■ WRITTEN REQUEST
Retype every entry word for word.

..........

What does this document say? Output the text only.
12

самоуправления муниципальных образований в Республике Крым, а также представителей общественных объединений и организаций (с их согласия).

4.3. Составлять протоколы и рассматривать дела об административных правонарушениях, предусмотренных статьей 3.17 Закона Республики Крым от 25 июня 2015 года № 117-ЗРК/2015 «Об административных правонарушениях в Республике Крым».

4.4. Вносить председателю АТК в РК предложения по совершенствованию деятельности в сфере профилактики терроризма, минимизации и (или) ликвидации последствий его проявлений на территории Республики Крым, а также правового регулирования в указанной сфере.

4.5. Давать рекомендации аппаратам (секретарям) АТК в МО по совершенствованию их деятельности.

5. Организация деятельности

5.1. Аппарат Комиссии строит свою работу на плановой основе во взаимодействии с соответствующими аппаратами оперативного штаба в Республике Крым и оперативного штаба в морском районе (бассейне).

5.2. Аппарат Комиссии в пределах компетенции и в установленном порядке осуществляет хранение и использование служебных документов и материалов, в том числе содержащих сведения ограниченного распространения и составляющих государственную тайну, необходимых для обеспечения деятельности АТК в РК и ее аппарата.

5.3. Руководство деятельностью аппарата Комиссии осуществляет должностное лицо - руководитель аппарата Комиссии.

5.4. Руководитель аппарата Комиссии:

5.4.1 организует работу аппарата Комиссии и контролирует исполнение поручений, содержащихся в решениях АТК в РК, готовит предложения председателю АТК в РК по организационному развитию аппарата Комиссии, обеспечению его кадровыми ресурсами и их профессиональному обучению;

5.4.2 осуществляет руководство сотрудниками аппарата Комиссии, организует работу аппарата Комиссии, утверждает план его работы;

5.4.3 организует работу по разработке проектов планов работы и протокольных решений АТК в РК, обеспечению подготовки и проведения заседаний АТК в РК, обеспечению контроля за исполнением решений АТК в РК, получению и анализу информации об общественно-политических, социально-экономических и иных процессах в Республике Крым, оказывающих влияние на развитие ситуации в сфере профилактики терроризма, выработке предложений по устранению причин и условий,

..........

■ WRITTEN ANSWER
What does this document say? Output the text only.
12

самоуправления муниципальных образований в Республике Крым, а также представителей общественных объединений и организаций (с их согласия).

4.3. Составлять протоколы и рассматривать дела об административных правонарушениях, предусмотренных статьей 3.17 Закона Республики Крым от 25 июня 2015 года № 117-ЗРК/2015 «Об административных правонарушениях в Республике Крым».

4.4. Вносить председателю АТК в РК предложения по совершенствованию деятельности в сфере профилактики терроризма, минимизации и (или) ликвидации последствий его проявлений на территории Республики Крым, а также правового регулирования в указанной сфере.

4.5. Давать рекомендации аппаратам (секретарям) АТК в МО по совершенствованию их деятельности.

5. Организация деятельности

5.1. Аппарат Комиссии строит свою работу на плановой основе во взаимодействии с соответствующими аппаратами оперативного штаба в Республике Крым и оперативного штаба в морском районе (бассейне).

5.2. Аппарат Комиссии в пределах компетенции и в установленном порядке осуществляет хранение и использование служебных документов и материалов, в том числе содержащих сведения ограниченного распространения и составляющих государственную тайну, необходимых для обеспечения деятельности АТК в РК и ее аппарата.

5.3. Руководство деятельностью аппарата Комиссии осуществляет должностное лицо - руководитель аппарата Комиссии.

5.4. Руководитель аппарата Комиссии:

5.4.1 организует работу аппарата Комиссии и контролирует исполнение поручений, содержащихся в решениях АТК в РК, готовит предложения председателю АТК в РК по организационному развитию аппарата Комиссии, обеспечению его кадровыми ресурсами и их профессиональному обучению;

5.4.2 осуществляет руководство сотрудниками аппарата Комиссии, организует работу аппарата Комиссии, утверждает план его работы;

5.4.3 организует работу по разработке проектов планов работы и протокольных решений АТК в РК, обеспечению подготовки и проведения заседаний АТК в РК, обеспечению контроля за исполнением решений АТК в РК, получению и анализу информации об общественно-политических, социально-экономических и иных процессах в Республике Крым, оказывающих влияние на развитие ситуации в сфере профилактики терроризма, выработке предложений по устранению причин и условий,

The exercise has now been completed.